• **THE EXERCISE**: Give the material once more, word for word, without any images.

(Records excerpted from a collection)

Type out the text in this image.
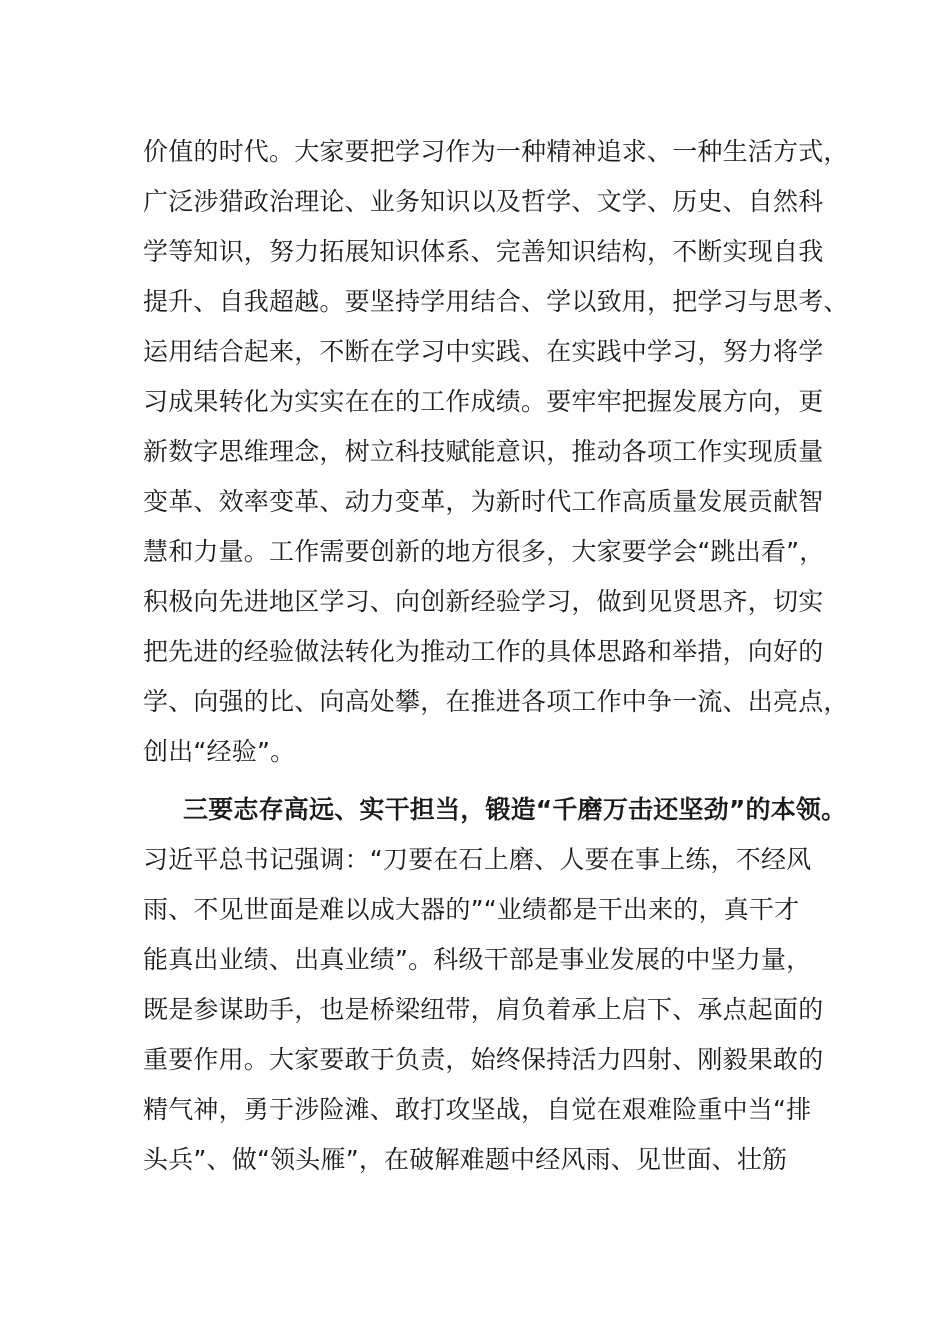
价值的时代。大家要把学习作为一种精神追求、一种生活方式，
广泛涉猎政治理论、业务知识以及哲学、文学、历史、自然科
学等知识，努力拓展知识体系、完善知识结构，不断实现自我
提升、自我超越。要坚持学用结合、学以致用，把学习与思考、
运用结合起来，不断在学习中实践、在实践中学习，努力将学
习成果转化为实实在在的工作成绩。要牢牢把握发展方向，更
新数字思维理念，树立科技赋能意识，推动各项工作实现质量
变革、效率变革、动力变革，为新时代工作高质量发展贡献智
慧和力量。工作需要创新的地方很多，大家要学会“跳出看”，
积极向先进地区学习、向创新经验学习，做到见贤思齐，切实
把先进的经验做法转化为推动工作的具体思路和举措，向好的
学、向强的比、向高处攀，在推进各项工作中争一流、出亮点，
创出“经验”。
三要志存高远、实干担当，锻造“千磨万击还坚劲”的本领。
习近平总书记强调：“刀要在石上磨、人要在事上练，不经风
雨、不见世面是难以成大器的”“业绩都是干出来的，真干才
能真出业绩、出真业绩”。科级干部是事业发展的中坚力量，
既是参谋助手，也是桥梁纽带，肩负着承上启下、承点起面的
重要作用。大家要敢于负责，始终保持活力四射、刚毅果敢的
精气神，勇于涉险滩、敢打攻坚战，自觉在艰难险重中当“排
头兵”、做“领头雁”，在破解难题中经风雨、见世面、壮筋
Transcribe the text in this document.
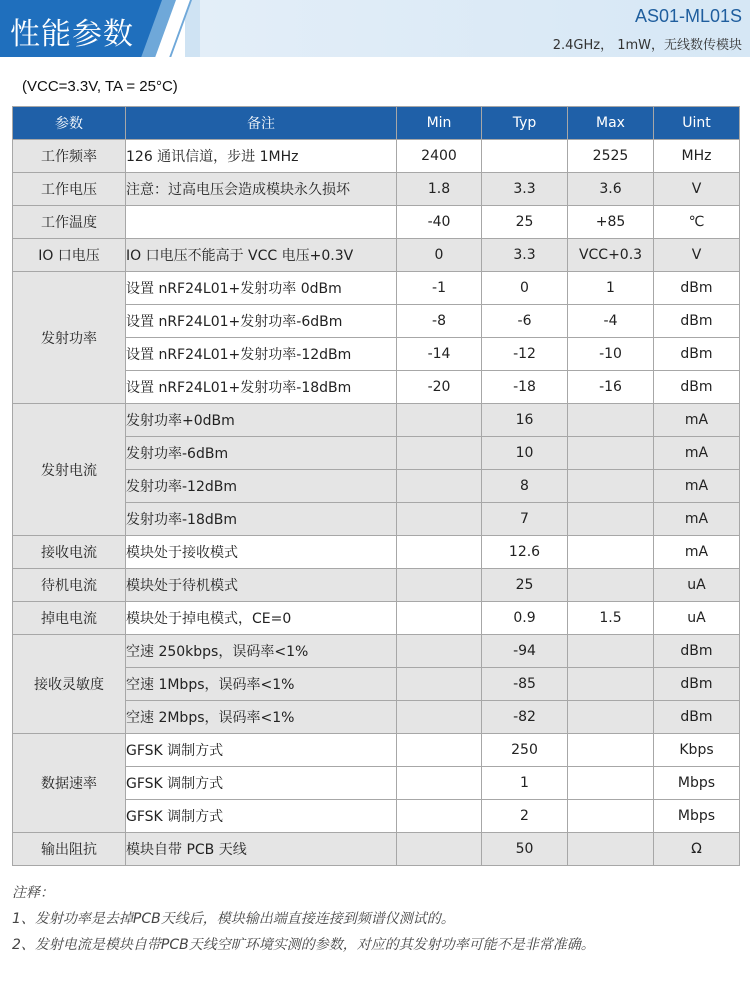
性能参数
AS01-ML01S
2.4GHz， 1mW，无线数传模块
(VCC=3.3V, TA = 25°C)
参数	备注	Min	Typ	Max	Uint
工作频率	126 通讯信道，步进 1MHz	2400		2525	MHz
工作电压	注意：过高电压会造成模块永久损坏	1.8	3.3	3.6	V
工作温度		-40	25	+85	℃
IO 口电压	IO 口电压不能高于 VCC 电压+0.3V	0	3.3	VCC+0.3	V
发射功率	设置 nRF24L01+发射功率 0dBm	-1	0	1	dBm
	设置 nRF24L01+发射功率-6dBm	-8	-6	-4	dBm
	设置 nRF24L01+发射功率-12dBm	-14	-12	-10	dBm
	设置 nRF24L01+发射功率-18dBm	-20	-18	-16	dBm
发射电流	发射功率+0dBm		16		mA
	发射功率-6dBm		10		mA
	发射功率-12dBm		8		mA
	发射功率-18dBm		7		mA
接收电流	模块处于接收模式		12.6		mA
待机电流	模块处于待机模式		25		uA
掉电电流	模块处于掉电模式，CE=0		0.9	1.5	uA
接收灵敏度	空速 250kbps，误码率<1%		-94		dBm
	空速 1Mbps，误码率<1%		-85		dBm
	空速 2Mbps，误码率<1%		-82		dBm
数据速率	GFSK 调制方式		250		Kbps
	GFSK 调制方式		1		Mbps
	GFSK 调制方式		2		Mbps
输出阻抗	模块自带 PCB 天线		50		Ω
注释：
1、发射功率是去掉PCB天线后，模块输出端直接连接到频谱仪测试的。
2、发射电流是模块自带PCB天线空旷环境实测的参数，对应的其发射功率可能不是非常准确。
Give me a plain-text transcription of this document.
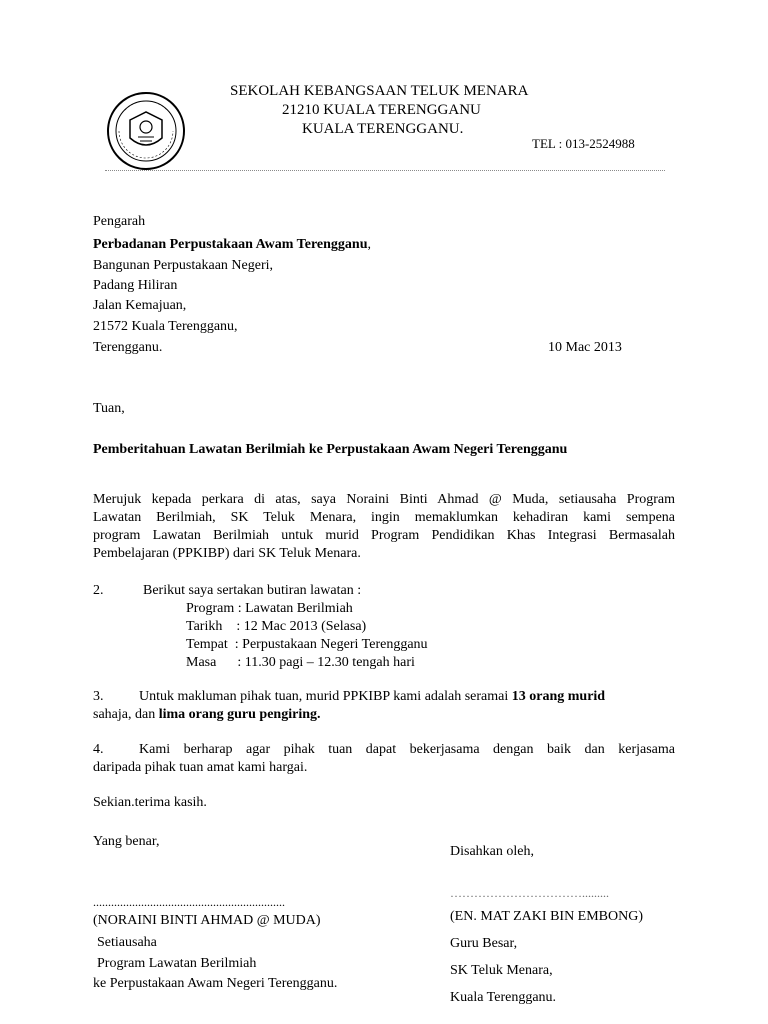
SEKOLAH KEBANGSAAN TELUK MENARA
21210 KUALA TERENGGANU
KUALA TERENGGANU.
TEL : 013-2524988
Pengarah
Perbadanan Perpustakaan Awam Terengganu,
Bangunan Perpustakaan Negeri,
Padang Hiliran
Jalan Kemajuan,
21572 Kuala Terengganu,
Terengganu.	10 Mac 2013
Tuan,
Pemberitahuan Lawatan Berilmiah ke Perpustakaan Awam Negeri Terengganu
Merujuk kepada perkara di atas, saya Noraini Binti Ahmad @ Muda, setiausaha Program
Lawatan Berilmiah, SK Teluk Menara, ingin memaklumkan kehadiran kami sempena
program Lawatan Berilmiah untuk murid Program Pendidikan Khas Integrasi Bermasalah
Pembelajaran (PPKIBP) dari SK Teluk Menara.
2.	Berikut saya sertakan butiran lawatan :
Program : Lawatan Berilmiah
Tarikh    : 12 Mac 2013 (Selasa)
Tempat  : Perpustakaan Negeri Terengganu
Masa      : 11.30 pagi – 12.30 tengah hari
3.	Untuk makluman pihak tuan, murid PPKIBP kami adalah seramai 13 orang murid
sahaja, dan lima orang guru pengiring.
4.	Kami berharap agar pihak tuan dapat bekerjasama dengan baik dan kerjasama
daripada pihak tuan amat kami hargai.
Sekian.terima kasih.
Yang benar,
................................................................
(NORAINI BINTI AHMAD @ MUDA)
Setiausaha
Program Lawatan Berilmiah
ke Perpustakaan Awam Negeri Terengganu.
Disahkan oleh,
…………………………….........
(EN. MAT ZAKI BIN EMBONG)
Guru Besar,
SK Teluk Menara,
Kuala Terengganu.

• **ANSWER TO THE TASK**:
Type out the text in this image.
价值的时代。大家要把学习作为一种精神追求、一种生活方式，
广泛涉猎政治理论、业务知识以及哲学、文学、历史、自然科
学等知识，努力拓展知识体系、完善知识结构，不断实现自我
提升、自我超越。要坚持学用结合、学以致用，把学习与思考、
运用结合起来，不断在学习中实践、在实践中学习，努力将学
习成果转化为实实在在的工作成绩。要牢牢把握发展方向，更
新数字思维理念，树立科技赋能意识，推动各项工作实现质量
变革、效率变革、动力变革，为新时代工作高质量发展贡献智
慧和力量。工作需要创新的地方很多，大家要学会“跳出看”，
积极向先进地区学习、向创新经验学习，做到见贤思齐，切实
把先进的经验做法转化为推动工作的具体思路和举措，向好的
学、向强的比、向高处攀，在推进各项工作中争一流、出亮点，
创出“经验”。
三要志存高远、实干担当，锻造“千磨万击还坚劲”的本领。
习近平总书记强调：“刀要在石上磨、人要在事上练，不经风
雨、不见世面是难以成大器的”“业绩都是干出来的，真干才
能真出业绩、出真业绩”。科级干部是事业发展的中坚力量，
既是参谋助手，也是桥梁纽带，肩负着承上启下、承点起面的
重要作用。大家要敢于负责，始终保持活力四射、刚毅果敢的
精气神，勇于涉险滩、敢打攻坚战，自觉在艰难险重中当“排
头兵”、做“领头雁”，在破解难题中经风雨、见世面、壮筋
Transcribe the text in this document.
性能参数
AS01-ML01S
2.4GHz， 1mW，无线数传模块
(VCC=3.3V, TA = 25°C)
参数	备注	Min	Typ	Max	Uint
工作频率	126 通讯信道，步进 1MHz	2400		2525	MHz
工作电压	注意：过高电压会造成模块永久损坏	1.8	3.3	3.6	V
工作温度		-40	25	+85	℃
IO 口电压	IO 口电压不能高于 VCC 电压+0.3V	0	3.3	VCC+0.3	V
发射功率	设置 nRF24L01+发射功率 0dBm	-1	0	1	dBm
	设置 nRF24L01+发射功率-6dBm	-8	-6	-4	dBm
	设置 nRF24L01+发射功率-12dBm	-14	-12	-10	dBm
	设置 nRF24L01+发射功率-18dBm	-20	-18	-16	dBm
发射电流	发射功率+0dBm		16		mA
	发射功率-6dBm		10		mA
	发射功率-12dBm		8		mA
	发射功率-18dBm		7		mA
接收电流	模块处于接收模式		12.6		mA
待机电流	模块处于待机模式		25		uA
掉电电流	模块处于掉电模式，CE=0		0.9	1.5	uA
接收灵敏度	空速 250kbps，误码率<1%		-94		dBm
	空速 1Mbps，误码率<1%		-85		dBm
	空速 2Mbps，误码率<1%		-82		dBm
数据速率	GFSK 调制方式		250		Kbps
	GFSK 调制方式		1		Mbps
	GFSK 调制方式		2		Mbps
输出阻抗	模块自带 PCB 天线		50		Ω
注释：
1、发射功率是去掉PCB天线后，模块输出端直接连接到频谱仪测试的。
2、发射电流是模块自带PCB天线空旷环境实测的参数，对应的其发射功率可能不是非常准确。
Give me a plain-text transcription of this document.
SEKOLAH KEBANGSAAN TELUK MENARA
21210 KUALA TERENGGANU
KUALA TERENGGANU.
TEL : 013-2524988
Pengarah
Perbadanan Perpustakaan Awam Terengganu,
Bangunan Perpustakaan Negeri,
Padang Hiliran
Jalan Kemajuan,
21572 Kuala Terengganu,
Terengganu.	10 Mac 2013
Tuan,
Pemberitahuan Lawatan Berilmiah ke Perpustakaan Awam Negeri Terengganu
Merujuk kepada perkara di atas, saya Noraini Binti Ahmad @ Muda, setiausaha Program
Lawatan Berilmiah, SK Teluk Menara, ingin memaklumkan kehadiran kami sempena
program Lawatan Berilmiah untuk murid Program Pendidikan Khas Integrasi Bermasalah
Pembelajaran (PPKIBP) dari SK Teluk Menara.
2.	Berikut saya sertakan butiran lawatan :
Program : Lawatan Berilmiah
Tarikh    : 12 Mac 2013 (Selasa)
Tempat  : Perpustakaan Negeri Terengganu
Masa      : 11.30 pagi – 12.30 tengah hari
3.	Untuk makluman pihak tuan, murid PPKIBP kami adalah seramai 13 orang murid
sahaja, dan lima orang guru pengiring.
4.	Kami berharap agar pihak tuan dapat bekerjasama dengan baik dan kerjasama
daripada pihak tuan amat kami hargai.
Sekian.terima kasih.
Yang benar,
................................................................
(NORAINI BINTI AHMAD @ MUDA)
Setiausaha
Program Lawatan Berilmiah
ke Perpustakaan Awam Negeri Terengganu.
Disahkan oleh,
…………………………….........
(EN. MAT ZAKI BIN EMBONG)
Guru Besar,
SK Teluk Menara,
Kuala Terengganu.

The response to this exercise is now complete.